— START OF DATASET —
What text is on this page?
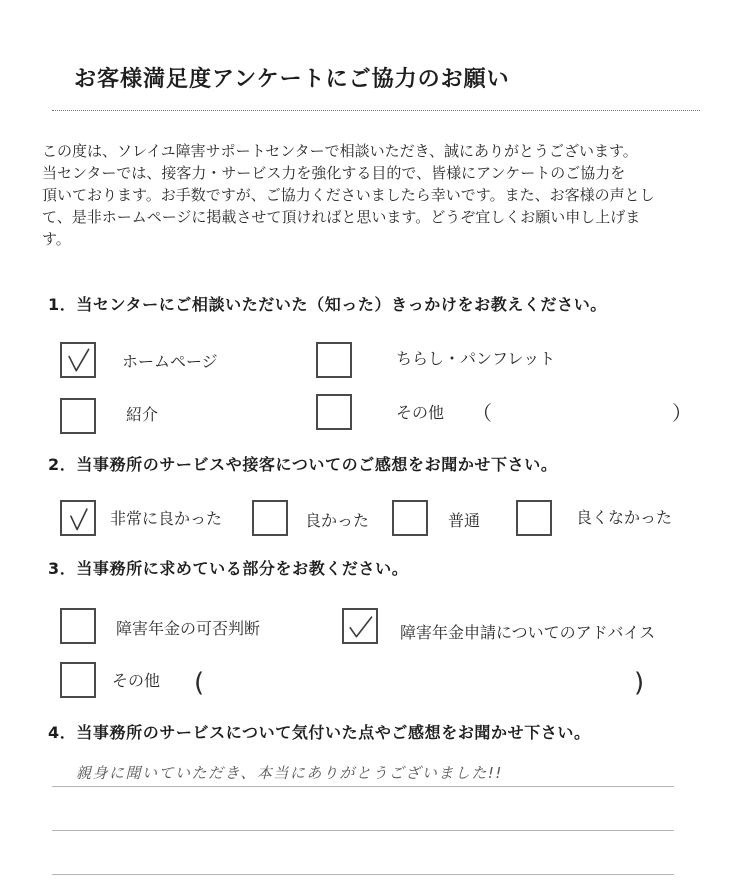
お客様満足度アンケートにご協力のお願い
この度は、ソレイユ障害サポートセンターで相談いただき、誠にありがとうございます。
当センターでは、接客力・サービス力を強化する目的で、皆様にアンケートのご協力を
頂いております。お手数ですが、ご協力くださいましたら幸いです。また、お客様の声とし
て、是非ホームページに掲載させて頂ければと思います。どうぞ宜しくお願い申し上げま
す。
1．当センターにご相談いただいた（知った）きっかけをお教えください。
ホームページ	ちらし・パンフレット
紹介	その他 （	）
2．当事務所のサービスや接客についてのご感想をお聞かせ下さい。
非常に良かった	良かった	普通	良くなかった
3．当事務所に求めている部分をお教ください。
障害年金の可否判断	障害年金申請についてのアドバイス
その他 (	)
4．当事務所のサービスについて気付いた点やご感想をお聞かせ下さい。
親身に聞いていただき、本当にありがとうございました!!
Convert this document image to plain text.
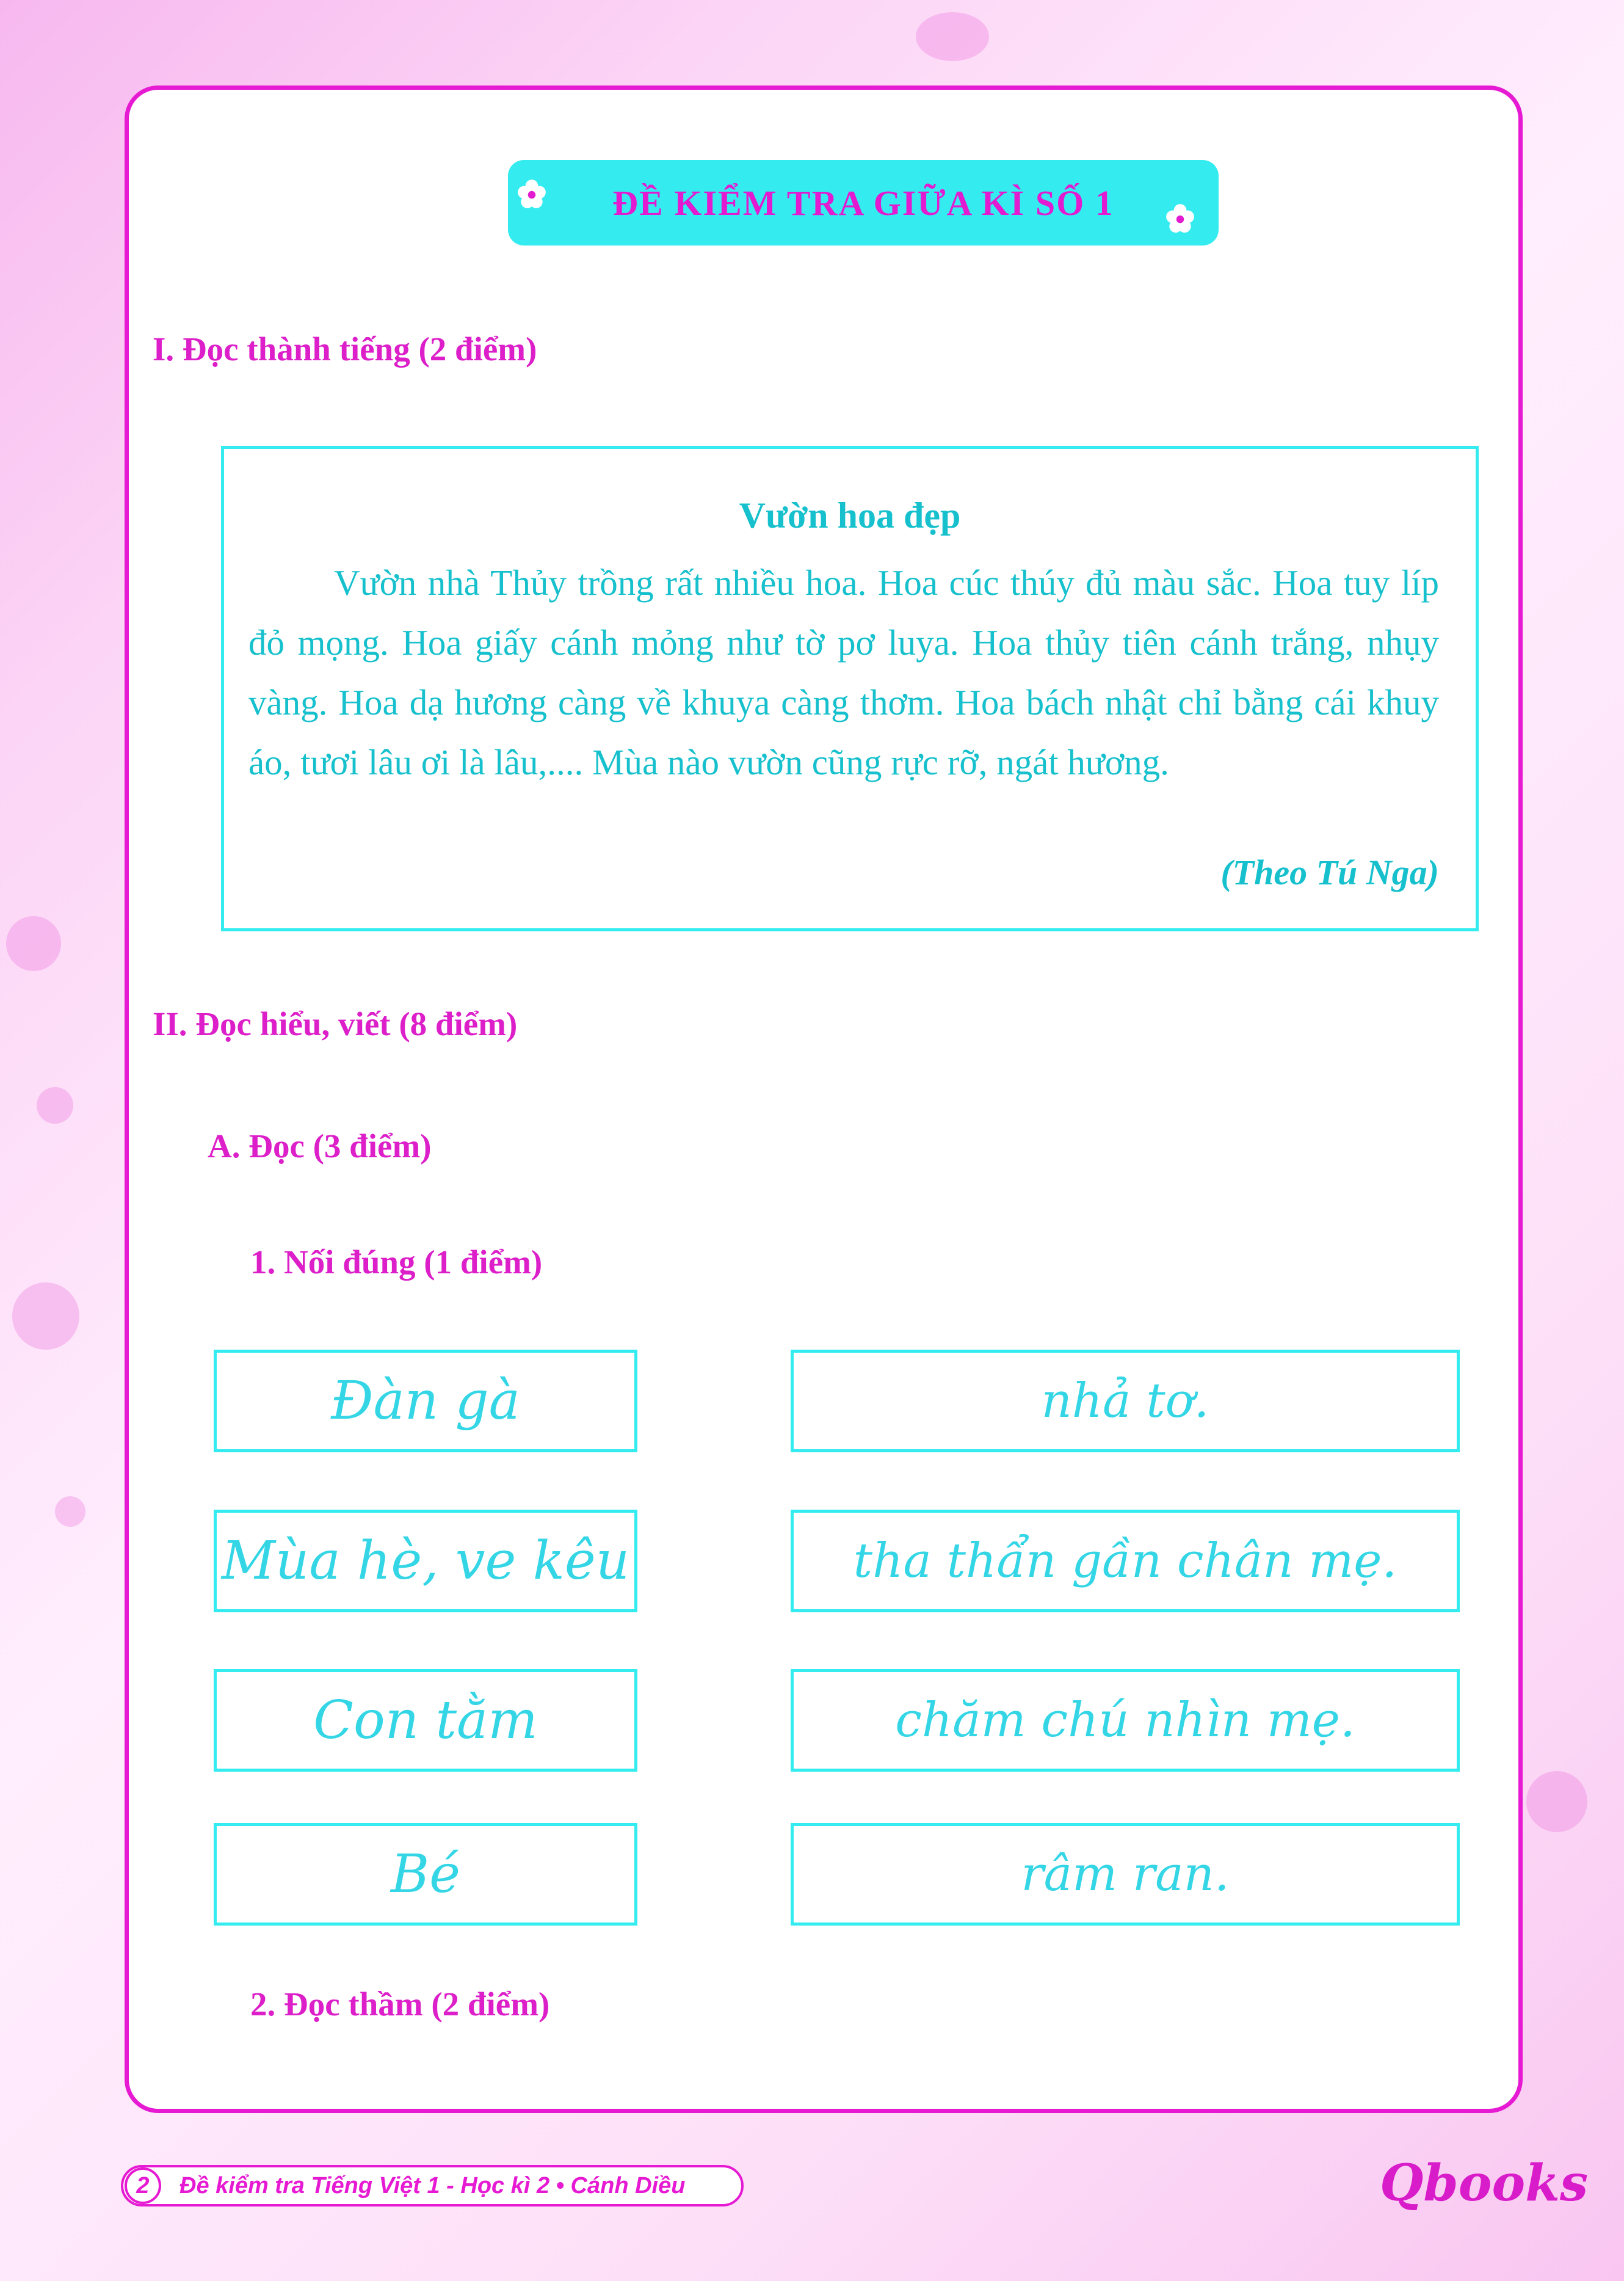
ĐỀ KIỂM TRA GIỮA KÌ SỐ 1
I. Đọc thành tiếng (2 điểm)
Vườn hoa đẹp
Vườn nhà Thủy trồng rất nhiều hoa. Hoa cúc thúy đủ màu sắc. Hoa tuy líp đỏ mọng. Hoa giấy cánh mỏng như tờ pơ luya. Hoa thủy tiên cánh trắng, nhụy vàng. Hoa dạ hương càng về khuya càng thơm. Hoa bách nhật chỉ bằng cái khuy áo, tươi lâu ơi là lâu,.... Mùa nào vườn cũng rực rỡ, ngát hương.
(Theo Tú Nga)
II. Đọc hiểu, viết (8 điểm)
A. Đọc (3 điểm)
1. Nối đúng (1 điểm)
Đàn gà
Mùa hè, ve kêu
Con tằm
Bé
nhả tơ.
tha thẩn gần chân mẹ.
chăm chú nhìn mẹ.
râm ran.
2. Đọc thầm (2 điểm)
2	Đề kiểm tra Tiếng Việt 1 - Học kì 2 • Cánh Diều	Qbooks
— END OF DATASET —
_PROBLEM REQUIREMENTS_.
Reproduce verbatim, and only, the lines starting at the one that contains "Convert this document image to plain text." and ending with the final line of the records; leave out the pictures.

_EXERCISE RESPONSE_.
Convert this document image to plain text.
ĐỀ KIỂM TRA GIỮA KÌ SỐ 1
I. Đọc thành tiếng (2 điểm)
Vườn hoa đẹp
Vườn nhà Thủy trồng rất nhiều hoa. Hoa cúc thúy đủ màu sắc. Hoa tuy líp đỏ mọng. Hoa giấy cánh mỏng như tờ pơ luya. Hoa thủy tiên cánh trắng, nhụy vàng. Hoa dạ hương càng về khuya càng thơm. Hoa bách nhật chỉ bằng cái khuy áo, tươi lâu ơi là lâu,.... Mùa nào vườn cũng rực rỡ, ngát hương.
(Theo Tú Nga)
II. Đọc hiểu, viết (8 điểm)
A. Đọc (3 điểm)
1. Nối đúng (1 điểm)
Đàn gà
Mùa hè, ve kêu
Con tằm
Bé
nhả tơ.
tha thẩn gần chân mẹ.
chăm chú nhìn mẹ.
râm ran.
2. Đọc thầm (2 điểm)
2	Đề kiểm tra Tiếng Việt 1 - Học kì 2 • Cánh Diều	Qbooks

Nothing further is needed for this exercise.